:: WHAT THE EXERCISE ASKS ::
Print out every line, exactly as written.

:: MATERIAL SHOWN ::
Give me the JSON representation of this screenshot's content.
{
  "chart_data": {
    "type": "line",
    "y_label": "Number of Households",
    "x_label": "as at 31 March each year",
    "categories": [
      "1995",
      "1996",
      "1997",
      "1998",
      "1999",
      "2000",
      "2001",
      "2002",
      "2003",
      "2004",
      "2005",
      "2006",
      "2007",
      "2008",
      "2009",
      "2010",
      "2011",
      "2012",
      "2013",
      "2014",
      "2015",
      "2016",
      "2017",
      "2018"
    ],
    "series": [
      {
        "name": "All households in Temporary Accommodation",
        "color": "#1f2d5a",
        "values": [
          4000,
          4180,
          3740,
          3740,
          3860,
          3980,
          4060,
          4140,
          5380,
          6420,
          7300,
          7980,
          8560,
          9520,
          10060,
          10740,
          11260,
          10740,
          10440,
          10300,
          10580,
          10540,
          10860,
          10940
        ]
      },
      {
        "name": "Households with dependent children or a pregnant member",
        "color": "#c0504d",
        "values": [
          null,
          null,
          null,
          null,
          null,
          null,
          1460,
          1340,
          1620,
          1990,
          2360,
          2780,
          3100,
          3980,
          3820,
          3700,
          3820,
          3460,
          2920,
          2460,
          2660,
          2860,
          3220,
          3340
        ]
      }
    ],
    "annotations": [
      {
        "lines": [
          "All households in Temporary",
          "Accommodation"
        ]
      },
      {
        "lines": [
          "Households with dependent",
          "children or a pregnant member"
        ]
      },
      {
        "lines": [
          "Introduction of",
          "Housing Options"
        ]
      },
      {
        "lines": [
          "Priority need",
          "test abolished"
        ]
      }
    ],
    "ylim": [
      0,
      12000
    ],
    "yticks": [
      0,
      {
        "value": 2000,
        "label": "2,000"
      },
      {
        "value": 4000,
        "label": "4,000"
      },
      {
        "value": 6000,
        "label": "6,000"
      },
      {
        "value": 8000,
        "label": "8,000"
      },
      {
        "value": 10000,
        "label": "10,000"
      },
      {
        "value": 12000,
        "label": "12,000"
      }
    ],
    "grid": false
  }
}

:: WRITTEN SOLUTION ::
Give me the JSON representation of this screenshot's content.
{
  "chart_data": {
    "type": "line",
    "y_label": "Number of Households",
    "x_label": "as at 31 March each year",
    "categories": [
      "1995",
      "1996",
      "1997",
      "1998",
      "1999",
      "2000",
      "2001",
      "2002",
      "2003",
      "2004",
      "2005",
      "2006",
      "2007",
      "2008",
      "2009",
      "2010",
      "2011",
      "2012",
      "2013",
      "2014",
      "2015",
      "2016",
      "2017",
      "2018"
    ],
    "series": [
      {
        "name": "All households in Temporary Accommodation",
        "color": "#1f2d5a",
        "values": [
          4000,
          4180,
          3740,
          3740,
          3860,
          3980,
          4060,
          4140,
          5380,
          6420,
          7300,
          7980,
          8560,
          9520,
          10060,
          10740,
          11260,
          10740,
          10440,
          10300,
          10580,
          10540,
          10860,
          10940
        ]
      },
      {
        "name": "Households with dependent children or a pregnant member",
        "color": "#c0504d",
        "values": [
          null,
          null,
          null,
          null,
          null,
          null,
          1460,
          1340,
          1620,
          1990,
          2360,
          2780,
          3100,
          3980,
          3820,
          3700,
          3820,
          3460,
          2920,
          2460,
          2660,
          2860,
          3220,
          3340
        ]
      }
    ],
    "annotations": [
      {
        "lines": [
          "All households in Temporary",
          "Accommodation"
        ]
      },
      {
        "lines": [
          "Households with dependent",
          "children or a pregnant member"
        ]
      },
      {
        "lines": [
          "Introduction of",
          "Housing Options"
        ]
      },
      {
        "lines": [
          "Priority need",
          "test abolished"
        ]
      }
    ],
    "ylim": [
      0,
      12000
    ],
    "yticks": [
      0,
      {
        "value": 2000,
        "label": "2,000"
      },
      {
        "value": 4000,
        "label": "4,000"
      },
      {
        "value": 6000,
        "label": "6,000"
      },
      {
        "value": 8000,
        "label": "8,000"
      },
      {
        "value": 10000,
        "label": "10,000"
      },
      {
        "value": 12000,
        "label": "12,000"
      }
    ],
    "grid": false
  }
}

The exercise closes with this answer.